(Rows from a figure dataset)
◇ ◇ ◇ ◇ ◇ ◇ ◇

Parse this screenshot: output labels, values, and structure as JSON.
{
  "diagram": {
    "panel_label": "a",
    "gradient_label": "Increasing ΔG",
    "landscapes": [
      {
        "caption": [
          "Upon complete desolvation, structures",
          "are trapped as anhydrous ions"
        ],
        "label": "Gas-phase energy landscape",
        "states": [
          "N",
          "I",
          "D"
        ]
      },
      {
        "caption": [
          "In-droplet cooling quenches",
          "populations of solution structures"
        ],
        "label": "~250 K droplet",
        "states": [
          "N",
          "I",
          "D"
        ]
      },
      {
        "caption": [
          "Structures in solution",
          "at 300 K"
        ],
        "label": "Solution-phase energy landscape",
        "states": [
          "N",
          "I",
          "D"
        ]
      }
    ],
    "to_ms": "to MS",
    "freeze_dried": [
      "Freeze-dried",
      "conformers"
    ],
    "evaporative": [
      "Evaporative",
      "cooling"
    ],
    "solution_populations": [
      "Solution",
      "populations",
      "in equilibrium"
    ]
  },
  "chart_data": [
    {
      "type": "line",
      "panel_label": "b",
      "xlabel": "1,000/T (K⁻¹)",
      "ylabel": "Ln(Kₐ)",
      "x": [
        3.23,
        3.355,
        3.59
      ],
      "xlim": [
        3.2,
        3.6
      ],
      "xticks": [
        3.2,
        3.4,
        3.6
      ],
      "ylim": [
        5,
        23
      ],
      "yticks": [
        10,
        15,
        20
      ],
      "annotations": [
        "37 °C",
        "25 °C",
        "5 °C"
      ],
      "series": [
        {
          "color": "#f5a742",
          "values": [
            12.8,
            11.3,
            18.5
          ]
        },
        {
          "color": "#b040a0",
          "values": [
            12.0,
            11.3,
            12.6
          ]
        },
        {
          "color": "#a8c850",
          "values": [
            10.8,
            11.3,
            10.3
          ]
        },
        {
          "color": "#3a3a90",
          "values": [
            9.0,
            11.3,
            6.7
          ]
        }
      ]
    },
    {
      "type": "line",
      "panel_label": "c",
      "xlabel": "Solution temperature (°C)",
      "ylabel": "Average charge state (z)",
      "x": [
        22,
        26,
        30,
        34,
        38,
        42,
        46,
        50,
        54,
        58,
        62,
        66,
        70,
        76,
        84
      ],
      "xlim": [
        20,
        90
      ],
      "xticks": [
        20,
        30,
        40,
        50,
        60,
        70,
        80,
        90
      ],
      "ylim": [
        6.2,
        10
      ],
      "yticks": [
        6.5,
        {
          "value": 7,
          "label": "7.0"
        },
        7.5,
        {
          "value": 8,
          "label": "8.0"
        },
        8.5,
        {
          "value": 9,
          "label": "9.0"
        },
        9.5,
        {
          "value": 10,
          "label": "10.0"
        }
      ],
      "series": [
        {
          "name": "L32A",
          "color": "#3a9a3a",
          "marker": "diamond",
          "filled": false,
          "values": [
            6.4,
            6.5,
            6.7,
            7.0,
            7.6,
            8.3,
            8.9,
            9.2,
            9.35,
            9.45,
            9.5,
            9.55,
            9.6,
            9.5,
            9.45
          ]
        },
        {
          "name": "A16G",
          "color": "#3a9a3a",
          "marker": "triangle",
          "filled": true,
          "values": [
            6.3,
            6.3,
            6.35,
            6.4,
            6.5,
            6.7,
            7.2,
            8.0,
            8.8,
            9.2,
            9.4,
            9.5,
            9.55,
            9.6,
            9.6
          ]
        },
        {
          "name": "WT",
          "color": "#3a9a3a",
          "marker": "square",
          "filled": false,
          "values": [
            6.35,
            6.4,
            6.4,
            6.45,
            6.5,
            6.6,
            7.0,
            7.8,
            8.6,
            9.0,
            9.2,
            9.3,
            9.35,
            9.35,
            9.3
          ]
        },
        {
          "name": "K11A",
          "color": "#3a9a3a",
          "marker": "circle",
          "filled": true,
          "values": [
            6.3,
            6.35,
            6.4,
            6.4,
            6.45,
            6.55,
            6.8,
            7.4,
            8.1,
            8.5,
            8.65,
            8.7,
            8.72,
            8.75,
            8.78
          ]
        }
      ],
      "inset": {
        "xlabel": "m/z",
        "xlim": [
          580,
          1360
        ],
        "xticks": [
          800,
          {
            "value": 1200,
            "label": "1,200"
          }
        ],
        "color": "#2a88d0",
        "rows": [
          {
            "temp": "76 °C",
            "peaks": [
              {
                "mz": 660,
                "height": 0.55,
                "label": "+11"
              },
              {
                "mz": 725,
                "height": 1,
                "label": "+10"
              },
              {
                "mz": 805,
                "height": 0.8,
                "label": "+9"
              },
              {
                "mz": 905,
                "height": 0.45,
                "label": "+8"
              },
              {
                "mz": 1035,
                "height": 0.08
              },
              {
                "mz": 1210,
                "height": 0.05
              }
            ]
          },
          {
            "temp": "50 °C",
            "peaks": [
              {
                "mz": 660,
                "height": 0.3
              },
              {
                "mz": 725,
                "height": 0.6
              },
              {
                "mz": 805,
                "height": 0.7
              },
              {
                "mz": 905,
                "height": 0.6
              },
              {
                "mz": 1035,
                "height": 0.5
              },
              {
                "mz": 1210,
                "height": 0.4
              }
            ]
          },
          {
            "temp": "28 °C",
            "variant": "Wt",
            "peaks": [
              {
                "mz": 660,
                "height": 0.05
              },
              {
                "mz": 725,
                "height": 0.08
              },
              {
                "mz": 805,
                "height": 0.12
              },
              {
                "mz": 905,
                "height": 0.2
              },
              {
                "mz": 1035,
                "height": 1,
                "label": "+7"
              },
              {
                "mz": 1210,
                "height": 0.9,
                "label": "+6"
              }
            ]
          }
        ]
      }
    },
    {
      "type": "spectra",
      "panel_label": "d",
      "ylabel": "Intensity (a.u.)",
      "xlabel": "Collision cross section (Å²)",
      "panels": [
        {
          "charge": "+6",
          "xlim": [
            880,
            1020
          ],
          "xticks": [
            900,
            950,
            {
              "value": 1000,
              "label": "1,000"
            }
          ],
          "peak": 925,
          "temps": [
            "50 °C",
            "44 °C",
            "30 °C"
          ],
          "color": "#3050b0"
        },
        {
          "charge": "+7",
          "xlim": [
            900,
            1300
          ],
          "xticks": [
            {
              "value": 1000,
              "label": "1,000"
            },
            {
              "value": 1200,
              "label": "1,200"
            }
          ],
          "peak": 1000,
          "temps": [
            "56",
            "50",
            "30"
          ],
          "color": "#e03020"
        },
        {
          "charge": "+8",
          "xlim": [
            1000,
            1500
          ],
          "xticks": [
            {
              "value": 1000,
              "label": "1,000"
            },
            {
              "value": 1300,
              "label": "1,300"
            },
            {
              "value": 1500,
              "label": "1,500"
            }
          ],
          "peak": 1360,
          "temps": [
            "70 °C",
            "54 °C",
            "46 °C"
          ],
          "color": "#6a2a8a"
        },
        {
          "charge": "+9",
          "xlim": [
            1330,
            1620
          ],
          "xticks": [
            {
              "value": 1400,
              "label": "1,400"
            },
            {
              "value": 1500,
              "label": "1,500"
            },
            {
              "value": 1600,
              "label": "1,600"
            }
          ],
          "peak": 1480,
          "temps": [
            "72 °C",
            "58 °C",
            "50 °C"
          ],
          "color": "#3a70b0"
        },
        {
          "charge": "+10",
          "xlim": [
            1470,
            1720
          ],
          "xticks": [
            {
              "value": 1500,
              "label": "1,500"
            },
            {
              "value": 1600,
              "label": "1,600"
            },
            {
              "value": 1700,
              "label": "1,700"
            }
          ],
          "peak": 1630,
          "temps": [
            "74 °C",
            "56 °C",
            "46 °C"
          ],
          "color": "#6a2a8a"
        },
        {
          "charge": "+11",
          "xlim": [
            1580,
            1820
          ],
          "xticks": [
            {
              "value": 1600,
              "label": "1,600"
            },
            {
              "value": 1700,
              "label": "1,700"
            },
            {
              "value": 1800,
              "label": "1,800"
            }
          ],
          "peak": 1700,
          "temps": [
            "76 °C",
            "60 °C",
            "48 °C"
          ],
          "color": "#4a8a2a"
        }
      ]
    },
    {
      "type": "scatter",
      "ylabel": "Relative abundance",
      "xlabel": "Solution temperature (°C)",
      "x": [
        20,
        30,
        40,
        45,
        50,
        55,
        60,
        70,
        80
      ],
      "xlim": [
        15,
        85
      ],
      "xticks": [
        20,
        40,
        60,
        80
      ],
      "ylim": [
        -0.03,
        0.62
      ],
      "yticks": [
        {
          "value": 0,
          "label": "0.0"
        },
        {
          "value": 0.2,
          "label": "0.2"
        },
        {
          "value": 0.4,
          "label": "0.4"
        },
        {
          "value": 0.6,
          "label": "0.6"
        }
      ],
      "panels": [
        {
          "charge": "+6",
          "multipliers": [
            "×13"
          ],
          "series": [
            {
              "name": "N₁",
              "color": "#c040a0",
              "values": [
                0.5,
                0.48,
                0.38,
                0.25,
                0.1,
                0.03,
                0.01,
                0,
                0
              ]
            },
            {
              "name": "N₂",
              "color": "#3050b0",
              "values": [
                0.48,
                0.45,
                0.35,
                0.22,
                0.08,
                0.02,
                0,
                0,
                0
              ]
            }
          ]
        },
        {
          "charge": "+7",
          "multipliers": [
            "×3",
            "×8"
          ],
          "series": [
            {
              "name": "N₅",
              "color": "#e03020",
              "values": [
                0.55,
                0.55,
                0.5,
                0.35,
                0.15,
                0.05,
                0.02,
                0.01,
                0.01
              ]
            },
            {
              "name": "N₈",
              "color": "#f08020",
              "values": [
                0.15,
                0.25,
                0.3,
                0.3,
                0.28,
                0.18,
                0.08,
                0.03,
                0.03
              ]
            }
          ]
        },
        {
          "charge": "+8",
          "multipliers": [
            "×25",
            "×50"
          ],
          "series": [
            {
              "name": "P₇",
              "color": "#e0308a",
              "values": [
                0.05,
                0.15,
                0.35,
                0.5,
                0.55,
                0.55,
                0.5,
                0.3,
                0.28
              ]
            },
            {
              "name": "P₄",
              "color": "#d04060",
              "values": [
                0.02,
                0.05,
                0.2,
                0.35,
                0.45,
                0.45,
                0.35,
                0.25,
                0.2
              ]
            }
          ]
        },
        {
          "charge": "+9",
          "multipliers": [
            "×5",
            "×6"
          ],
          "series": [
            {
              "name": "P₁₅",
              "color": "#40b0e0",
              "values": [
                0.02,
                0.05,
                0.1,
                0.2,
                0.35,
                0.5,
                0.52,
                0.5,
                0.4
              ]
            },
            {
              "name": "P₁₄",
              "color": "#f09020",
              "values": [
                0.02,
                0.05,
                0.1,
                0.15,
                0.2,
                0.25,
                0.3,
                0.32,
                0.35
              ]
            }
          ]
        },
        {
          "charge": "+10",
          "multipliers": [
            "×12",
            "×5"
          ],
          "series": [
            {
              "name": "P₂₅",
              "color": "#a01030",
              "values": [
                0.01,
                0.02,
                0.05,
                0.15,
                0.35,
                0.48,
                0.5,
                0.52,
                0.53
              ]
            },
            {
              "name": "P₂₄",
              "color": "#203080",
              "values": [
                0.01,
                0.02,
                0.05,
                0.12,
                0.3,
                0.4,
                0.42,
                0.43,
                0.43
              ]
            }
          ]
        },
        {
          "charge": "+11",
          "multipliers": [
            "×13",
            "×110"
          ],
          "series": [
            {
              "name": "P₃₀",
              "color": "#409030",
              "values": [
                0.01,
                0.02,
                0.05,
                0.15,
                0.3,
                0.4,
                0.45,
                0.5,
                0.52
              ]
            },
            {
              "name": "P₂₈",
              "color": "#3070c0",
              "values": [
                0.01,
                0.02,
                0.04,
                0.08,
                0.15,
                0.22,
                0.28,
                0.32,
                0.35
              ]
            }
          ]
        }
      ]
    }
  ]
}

◇ ◇ ◇ ◇ ◇ ◇ ◇

*REQUIRED TASK*. Pick out every line holding the string "marker" and return it.

*RESPONSE FOR THIS EXERCISE*.
          "marker": "diamond",
          "marker": "triangle",
          "marker": "square",
          "marker": "circle",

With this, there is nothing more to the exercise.